## TASK PROMPT
Copy the records below verbatim, from their first line through the line that contains "bowl-lid-seam bbox=[125, 98, 180, 116]", including both of those lines.
[DATA LISTING start]
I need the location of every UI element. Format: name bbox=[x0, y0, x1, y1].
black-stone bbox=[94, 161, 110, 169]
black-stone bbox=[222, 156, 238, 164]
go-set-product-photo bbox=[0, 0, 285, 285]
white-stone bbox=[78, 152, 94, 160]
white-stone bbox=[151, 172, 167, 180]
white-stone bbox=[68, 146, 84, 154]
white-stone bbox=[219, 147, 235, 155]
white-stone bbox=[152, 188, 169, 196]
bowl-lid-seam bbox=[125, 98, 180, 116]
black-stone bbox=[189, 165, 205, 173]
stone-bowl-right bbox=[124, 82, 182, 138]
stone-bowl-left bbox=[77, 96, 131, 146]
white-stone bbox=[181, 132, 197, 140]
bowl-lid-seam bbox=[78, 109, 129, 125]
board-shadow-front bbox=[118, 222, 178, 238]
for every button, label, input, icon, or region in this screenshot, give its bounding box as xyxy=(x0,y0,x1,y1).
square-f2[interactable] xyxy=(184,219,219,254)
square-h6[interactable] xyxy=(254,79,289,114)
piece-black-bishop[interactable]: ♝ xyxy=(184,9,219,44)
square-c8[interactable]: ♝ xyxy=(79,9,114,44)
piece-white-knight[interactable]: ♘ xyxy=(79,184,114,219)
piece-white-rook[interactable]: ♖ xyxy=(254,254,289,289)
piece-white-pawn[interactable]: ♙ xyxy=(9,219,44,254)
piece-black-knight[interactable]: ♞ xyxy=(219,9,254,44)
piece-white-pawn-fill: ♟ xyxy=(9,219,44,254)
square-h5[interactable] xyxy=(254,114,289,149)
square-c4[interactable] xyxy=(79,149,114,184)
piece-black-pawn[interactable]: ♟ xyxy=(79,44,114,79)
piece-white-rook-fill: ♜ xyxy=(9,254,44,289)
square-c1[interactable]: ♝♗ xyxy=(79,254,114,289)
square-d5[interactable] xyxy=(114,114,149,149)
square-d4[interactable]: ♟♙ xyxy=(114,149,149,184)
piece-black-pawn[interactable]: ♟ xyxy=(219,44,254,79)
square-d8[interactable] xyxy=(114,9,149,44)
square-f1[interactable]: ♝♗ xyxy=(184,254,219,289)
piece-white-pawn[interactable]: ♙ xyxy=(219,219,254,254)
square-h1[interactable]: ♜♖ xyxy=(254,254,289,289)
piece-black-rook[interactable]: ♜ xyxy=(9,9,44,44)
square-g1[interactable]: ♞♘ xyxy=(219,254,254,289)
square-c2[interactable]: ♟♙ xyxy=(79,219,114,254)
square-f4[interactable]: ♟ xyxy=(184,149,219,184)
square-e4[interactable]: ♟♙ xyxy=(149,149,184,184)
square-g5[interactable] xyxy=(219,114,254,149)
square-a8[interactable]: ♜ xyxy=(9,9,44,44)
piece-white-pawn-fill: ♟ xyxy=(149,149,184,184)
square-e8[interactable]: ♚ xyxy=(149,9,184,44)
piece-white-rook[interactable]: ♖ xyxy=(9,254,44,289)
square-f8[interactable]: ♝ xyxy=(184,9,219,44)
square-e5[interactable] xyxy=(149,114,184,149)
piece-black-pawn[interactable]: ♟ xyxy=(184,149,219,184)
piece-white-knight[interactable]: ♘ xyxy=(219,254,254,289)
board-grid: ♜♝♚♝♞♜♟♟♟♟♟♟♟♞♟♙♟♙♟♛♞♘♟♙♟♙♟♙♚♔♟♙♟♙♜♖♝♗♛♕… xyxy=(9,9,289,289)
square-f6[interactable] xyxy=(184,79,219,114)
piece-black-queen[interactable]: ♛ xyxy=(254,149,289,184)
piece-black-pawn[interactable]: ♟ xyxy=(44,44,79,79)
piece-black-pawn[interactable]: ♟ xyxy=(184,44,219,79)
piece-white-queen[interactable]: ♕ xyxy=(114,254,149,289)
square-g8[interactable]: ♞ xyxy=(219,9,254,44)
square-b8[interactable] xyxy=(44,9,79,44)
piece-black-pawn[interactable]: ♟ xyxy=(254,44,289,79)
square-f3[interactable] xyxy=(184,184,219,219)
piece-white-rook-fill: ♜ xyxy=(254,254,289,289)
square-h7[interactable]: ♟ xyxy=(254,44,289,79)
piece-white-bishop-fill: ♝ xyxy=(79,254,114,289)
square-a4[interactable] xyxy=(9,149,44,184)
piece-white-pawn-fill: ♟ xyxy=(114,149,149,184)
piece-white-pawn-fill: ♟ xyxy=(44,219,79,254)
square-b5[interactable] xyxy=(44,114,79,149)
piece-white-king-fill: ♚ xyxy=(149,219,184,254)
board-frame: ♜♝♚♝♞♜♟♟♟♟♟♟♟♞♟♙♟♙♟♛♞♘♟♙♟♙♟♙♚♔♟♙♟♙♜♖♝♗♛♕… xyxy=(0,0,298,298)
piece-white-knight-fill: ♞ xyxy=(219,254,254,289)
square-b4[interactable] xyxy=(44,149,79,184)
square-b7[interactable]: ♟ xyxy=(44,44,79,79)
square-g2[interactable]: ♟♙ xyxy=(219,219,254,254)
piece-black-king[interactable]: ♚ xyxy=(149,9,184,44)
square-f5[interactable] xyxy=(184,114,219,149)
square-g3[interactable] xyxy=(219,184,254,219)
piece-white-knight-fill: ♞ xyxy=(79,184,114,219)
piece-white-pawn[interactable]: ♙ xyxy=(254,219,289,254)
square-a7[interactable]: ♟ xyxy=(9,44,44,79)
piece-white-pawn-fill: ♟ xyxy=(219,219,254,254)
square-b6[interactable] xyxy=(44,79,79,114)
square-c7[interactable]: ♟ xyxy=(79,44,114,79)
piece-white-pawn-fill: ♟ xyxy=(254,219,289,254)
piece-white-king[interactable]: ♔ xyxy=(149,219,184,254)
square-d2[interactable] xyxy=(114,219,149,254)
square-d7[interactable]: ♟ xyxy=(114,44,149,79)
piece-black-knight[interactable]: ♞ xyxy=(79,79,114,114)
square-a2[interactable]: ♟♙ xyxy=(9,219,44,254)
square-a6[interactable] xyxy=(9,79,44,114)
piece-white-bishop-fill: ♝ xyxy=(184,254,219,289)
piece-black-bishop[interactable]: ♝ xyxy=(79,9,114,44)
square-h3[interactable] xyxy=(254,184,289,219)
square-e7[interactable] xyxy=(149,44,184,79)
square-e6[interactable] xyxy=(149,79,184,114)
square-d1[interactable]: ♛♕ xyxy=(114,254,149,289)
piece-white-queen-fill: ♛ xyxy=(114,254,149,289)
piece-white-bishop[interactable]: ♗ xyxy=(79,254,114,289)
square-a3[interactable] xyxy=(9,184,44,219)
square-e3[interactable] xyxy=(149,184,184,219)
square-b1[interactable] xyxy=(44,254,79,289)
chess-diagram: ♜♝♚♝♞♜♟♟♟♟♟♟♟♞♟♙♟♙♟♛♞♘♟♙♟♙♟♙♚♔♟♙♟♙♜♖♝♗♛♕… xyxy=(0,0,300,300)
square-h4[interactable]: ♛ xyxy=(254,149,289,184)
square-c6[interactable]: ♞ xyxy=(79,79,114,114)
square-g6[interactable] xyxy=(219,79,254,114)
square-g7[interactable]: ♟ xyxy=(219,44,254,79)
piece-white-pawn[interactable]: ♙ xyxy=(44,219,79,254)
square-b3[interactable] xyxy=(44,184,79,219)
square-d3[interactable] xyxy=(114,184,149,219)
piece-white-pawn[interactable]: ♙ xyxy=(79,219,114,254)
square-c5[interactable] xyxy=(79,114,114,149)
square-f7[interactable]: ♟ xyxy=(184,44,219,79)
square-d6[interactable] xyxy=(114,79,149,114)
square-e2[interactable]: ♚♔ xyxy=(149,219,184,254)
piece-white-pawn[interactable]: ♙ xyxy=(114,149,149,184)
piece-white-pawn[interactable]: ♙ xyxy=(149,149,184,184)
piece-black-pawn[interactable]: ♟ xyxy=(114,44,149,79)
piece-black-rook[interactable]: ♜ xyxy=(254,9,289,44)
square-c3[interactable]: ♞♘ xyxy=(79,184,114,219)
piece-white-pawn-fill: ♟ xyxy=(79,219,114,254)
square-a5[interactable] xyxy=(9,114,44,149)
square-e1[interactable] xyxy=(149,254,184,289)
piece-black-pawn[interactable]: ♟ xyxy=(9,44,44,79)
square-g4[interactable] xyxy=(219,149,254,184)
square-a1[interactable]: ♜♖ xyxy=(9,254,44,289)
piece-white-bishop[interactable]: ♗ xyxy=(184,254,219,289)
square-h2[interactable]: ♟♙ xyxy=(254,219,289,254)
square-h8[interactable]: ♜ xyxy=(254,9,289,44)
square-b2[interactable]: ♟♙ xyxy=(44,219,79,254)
[DATA LISTING end]
## COMPLETED TASK
I need the location of every UI element. Format: name bbox=[x0, y0, x1, y1].
black-stone bbox=[94, 161, 110, 169]
black-stone bbox=[222, 156, 238, 164]
go-set-product-photo bbox=[0, 0, 285, 285]
white-stone bbox=[78, 152, 94, 160]
white-stone bbox=[151, 172, 167, 180]
white-stone bbox=[68, 146, 84, 154]
white-stone bbox=[219, 147, 235, 155]
white-stone bbox=[152, 188, 169, 196]
bowl-lid-seam bbox=[125, 98, 180, 116]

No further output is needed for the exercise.